EXERCISE GOAL: Tally the lines that contain the string "dotted" and state that total without comment.

* start MATERIAL SUPPLIED *

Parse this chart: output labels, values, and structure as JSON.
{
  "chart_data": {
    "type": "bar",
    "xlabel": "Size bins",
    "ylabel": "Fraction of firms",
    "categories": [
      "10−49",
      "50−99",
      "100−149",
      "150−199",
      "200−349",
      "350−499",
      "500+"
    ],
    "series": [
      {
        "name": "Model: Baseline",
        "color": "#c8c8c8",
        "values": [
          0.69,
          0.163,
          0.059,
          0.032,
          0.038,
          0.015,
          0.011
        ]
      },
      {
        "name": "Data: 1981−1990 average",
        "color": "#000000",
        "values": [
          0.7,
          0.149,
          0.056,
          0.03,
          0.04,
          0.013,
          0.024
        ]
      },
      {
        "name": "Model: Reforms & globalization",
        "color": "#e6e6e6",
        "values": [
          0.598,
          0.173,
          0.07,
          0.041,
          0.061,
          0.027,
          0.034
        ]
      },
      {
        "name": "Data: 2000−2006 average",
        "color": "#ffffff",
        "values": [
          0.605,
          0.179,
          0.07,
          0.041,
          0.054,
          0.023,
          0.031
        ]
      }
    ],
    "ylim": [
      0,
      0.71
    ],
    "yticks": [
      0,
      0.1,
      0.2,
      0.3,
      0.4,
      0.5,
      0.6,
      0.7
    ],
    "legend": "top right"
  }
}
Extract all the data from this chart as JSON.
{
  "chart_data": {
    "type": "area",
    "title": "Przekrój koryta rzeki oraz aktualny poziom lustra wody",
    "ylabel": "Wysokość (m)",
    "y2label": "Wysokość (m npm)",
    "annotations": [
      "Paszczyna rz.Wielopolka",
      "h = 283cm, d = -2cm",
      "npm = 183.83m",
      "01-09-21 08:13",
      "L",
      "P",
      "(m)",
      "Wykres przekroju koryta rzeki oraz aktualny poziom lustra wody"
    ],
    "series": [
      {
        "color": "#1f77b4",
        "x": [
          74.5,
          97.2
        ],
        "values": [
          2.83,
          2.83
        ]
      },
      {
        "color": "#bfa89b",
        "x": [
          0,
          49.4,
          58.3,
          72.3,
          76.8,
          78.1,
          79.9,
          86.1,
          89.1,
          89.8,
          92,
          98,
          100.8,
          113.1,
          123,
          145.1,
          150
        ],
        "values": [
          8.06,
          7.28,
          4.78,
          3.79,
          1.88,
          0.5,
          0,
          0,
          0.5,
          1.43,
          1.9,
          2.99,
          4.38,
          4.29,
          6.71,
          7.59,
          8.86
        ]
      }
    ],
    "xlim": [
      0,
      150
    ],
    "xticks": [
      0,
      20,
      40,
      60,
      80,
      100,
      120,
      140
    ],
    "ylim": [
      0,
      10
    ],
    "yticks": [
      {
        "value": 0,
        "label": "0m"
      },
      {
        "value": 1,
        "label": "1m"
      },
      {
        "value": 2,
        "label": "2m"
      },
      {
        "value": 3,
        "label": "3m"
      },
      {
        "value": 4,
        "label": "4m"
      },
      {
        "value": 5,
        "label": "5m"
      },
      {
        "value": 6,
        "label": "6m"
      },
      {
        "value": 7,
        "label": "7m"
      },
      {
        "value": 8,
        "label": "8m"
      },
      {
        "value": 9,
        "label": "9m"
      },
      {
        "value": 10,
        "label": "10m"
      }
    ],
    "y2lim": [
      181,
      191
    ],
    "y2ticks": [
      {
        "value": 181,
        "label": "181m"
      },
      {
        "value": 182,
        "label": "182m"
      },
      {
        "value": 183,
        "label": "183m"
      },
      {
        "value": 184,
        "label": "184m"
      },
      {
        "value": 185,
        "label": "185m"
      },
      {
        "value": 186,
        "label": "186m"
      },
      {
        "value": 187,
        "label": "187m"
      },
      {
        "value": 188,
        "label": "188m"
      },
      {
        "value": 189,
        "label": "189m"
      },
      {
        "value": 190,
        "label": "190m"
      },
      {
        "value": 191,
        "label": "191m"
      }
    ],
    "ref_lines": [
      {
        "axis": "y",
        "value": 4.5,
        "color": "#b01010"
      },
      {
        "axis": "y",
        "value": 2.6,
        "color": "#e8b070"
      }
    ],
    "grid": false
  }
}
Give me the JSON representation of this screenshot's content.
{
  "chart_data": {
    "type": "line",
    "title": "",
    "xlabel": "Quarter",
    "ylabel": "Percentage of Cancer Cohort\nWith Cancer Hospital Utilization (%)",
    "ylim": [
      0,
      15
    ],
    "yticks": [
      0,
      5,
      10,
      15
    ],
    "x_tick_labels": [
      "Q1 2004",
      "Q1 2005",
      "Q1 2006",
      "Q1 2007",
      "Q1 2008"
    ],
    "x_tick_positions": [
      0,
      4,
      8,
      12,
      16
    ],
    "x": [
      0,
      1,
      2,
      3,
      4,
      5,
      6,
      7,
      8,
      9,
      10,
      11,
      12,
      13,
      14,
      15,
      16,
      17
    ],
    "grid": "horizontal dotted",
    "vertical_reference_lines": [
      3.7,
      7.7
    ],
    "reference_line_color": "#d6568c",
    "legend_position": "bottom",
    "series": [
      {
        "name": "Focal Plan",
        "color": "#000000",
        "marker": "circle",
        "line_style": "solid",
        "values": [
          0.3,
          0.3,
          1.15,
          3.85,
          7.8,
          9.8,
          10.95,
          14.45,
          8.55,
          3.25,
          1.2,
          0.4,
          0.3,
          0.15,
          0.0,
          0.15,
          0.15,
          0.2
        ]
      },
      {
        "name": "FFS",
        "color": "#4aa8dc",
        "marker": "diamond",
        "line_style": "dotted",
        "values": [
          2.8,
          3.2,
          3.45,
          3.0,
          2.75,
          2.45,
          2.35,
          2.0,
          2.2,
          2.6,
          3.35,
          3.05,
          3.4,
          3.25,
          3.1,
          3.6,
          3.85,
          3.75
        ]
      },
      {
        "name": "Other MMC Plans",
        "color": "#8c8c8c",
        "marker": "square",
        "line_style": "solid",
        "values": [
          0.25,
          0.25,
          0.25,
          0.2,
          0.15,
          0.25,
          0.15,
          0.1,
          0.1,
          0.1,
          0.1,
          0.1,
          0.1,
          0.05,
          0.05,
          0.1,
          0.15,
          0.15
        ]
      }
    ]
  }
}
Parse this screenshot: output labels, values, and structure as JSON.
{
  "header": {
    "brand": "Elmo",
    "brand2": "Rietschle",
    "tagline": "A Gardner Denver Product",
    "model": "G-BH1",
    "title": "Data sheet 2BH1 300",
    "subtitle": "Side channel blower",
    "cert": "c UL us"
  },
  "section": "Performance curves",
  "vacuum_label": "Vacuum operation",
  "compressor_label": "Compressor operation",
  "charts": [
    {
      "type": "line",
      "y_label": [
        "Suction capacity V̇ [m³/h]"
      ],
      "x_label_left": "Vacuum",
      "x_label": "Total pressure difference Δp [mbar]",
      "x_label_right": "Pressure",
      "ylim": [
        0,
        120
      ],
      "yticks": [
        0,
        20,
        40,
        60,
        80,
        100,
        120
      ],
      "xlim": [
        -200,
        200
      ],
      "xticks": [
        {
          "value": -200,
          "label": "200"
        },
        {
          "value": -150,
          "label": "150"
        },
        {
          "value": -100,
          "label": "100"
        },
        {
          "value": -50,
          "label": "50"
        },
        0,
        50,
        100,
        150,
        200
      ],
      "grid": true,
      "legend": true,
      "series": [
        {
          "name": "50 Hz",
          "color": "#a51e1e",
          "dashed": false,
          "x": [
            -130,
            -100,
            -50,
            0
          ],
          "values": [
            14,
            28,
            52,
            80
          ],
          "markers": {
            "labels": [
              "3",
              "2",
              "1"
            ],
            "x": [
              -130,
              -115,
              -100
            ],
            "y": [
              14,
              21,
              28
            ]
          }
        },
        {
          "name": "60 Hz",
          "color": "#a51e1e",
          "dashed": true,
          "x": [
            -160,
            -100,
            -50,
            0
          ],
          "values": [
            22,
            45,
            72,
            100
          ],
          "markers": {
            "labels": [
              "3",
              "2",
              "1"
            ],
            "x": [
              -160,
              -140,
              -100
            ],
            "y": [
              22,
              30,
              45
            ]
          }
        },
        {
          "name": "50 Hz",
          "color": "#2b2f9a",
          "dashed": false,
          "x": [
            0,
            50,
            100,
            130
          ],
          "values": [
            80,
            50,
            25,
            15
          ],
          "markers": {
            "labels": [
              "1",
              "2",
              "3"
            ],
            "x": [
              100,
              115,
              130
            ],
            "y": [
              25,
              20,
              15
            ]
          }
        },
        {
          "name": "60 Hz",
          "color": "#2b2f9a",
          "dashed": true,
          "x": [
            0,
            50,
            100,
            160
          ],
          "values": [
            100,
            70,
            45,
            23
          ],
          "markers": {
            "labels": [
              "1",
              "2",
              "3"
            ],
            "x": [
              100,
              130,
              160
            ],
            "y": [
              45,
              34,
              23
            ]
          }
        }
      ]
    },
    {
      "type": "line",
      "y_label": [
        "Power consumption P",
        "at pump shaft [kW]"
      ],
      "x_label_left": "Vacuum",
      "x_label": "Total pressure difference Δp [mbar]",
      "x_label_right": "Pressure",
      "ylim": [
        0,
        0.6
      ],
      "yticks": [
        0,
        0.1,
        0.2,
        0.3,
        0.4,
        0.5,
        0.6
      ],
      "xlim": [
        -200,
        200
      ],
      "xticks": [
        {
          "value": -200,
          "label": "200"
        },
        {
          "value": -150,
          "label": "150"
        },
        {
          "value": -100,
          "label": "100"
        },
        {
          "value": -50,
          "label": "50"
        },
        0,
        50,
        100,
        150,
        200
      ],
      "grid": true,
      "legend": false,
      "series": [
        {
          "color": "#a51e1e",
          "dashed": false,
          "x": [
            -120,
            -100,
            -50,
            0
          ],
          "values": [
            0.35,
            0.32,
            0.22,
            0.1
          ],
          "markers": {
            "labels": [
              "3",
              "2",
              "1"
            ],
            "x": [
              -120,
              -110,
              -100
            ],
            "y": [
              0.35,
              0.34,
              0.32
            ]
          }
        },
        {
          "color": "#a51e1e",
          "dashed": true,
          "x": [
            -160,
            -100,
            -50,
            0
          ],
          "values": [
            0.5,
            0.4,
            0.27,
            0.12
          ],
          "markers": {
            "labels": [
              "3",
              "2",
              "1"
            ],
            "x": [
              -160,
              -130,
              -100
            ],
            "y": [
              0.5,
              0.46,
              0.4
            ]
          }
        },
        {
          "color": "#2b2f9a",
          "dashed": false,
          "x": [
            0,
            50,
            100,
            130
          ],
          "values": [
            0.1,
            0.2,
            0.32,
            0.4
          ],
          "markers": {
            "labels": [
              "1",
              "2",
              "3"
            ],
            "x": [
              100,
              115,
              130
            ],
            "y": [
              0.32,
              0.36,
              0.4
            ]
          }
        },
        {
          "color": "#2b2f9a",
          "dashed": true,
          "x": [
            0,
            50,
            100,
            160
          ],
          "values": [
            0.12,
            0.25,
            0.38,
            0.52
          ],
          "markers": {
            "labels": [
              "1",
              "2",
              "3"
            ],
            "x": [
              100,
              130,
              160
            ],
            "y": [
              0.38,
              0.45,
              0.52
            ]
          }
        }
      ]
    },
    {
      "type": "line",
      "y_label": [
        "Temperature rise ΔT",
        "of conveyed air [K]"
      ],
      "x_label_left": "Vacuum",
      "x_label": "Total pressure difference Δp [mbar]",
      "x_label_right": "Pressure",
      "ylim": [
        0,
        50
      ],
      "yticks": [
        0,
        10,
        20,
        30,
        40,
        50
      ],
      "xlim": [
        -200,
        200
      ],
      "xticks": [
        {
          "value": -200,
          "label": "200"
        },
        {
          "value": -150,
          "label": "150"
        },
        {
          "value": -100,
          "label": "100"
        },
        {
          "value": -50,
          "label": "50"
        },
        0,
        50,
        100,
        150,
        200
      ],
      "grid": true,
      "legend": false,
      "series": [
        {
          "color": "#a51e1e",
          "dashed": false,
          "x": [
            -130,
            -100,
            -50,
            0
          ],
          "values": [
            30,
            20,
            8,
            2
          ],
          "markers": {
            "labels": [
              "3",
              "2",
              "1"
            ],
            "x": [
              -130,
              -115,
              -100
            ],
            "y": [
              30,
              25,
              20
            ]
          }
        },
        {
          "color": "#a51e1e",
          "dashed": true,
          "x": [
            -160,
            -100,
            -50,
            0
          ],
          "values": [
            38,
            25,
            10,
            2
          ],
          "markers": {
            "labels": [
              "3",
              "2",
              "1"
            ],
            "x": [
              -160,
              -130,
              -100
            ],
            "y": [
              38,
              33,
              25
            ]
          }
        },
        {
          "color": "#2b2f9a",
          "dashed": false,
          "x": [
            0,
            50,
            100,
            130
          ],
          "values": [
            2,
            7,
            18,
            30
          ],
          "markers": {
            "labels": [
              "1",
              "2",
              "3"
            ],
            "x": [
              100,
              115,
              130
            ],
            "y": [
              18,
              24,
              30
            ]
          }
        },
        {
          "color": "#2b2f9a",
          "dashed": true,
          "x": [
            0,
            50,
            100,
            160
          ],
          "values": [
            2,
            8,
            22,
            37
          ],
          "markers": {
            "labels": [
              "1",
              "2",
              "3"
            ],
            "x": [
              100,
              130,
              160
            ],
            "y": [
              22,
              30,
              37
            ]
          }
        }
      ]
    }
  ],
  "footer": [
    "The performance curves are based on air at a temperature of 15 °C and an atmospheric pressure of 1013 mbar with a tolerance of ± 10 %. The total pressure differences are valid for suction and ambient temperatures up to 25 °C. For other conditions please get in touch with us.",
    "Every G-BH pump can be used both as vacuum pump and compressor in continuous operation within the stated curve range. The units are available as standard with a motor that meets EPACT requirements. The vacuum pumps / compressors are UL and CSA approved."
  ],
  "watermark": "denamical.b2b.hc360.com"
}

* end MATERIAL SUPPLIED *

RESPONSE TO THE EXERCISE: 2